— start —
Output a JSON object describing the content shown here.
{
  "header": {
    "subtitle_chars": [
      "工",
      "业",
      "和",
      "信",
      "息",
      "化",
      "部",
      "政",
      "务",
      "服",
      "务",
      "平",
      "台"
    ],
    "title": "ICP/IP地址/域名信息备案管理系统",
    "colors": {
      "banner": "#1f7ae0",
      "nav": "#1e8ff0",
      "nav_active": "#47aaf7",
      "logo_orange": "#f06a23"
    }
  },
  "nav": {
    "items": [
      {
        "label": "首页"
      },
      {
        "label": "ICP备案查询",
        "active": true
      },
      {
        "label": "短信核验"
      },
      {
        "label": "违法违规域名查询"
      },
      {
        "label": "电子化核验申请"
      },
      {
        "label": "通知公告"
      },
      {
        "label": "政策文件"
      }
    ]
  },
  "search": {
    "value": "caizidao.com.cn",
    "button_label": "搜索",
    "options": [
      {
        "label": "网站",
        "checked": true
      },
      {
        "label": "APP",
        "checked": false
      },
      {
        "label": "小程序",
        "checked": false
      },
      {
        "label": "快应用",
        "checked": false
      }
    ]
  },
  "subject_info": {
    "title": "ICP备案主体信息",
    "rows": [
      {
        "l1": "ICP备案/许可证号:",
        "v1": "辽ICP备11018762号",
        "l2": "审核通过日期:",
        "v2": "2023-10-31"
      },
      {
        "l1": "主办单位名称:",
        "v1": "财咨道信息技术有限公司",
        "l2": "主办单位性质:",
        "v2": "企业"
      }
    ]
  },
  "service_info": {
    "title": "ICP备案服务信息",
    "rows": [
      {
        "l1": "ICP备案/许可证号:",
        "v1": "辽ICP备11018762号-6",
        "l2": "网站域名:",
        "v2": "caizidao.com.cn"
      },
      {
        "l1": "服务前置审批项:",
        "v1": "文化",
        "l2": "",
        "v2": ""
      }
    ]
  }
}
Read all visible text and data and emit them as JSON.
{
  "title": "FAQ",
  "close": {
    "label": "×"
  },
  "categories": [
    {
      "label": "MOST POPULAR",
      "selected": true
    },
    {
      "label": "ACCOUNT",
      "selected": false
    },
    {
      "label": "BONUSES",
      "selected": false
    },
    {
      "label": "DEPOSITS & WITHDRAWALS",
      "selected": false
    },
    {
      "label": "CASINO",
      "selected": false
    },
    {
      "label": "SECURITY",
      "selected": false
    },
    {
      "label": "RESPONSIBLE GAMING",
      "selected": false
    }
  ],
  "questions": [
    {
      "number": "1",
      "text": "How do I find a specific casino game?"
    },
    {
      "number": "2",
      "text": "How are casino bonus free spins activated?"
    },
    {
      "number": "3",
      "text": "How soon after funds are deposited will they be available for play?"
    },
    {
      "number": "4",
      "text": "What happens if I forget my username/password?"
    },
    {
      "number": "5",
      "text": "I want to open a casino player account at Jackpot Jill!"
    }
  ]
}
— end —
- [Stated task] Tally the lines of the listing in which the word "JSON" occurs, and state the total alone.

- [Exercise response] 2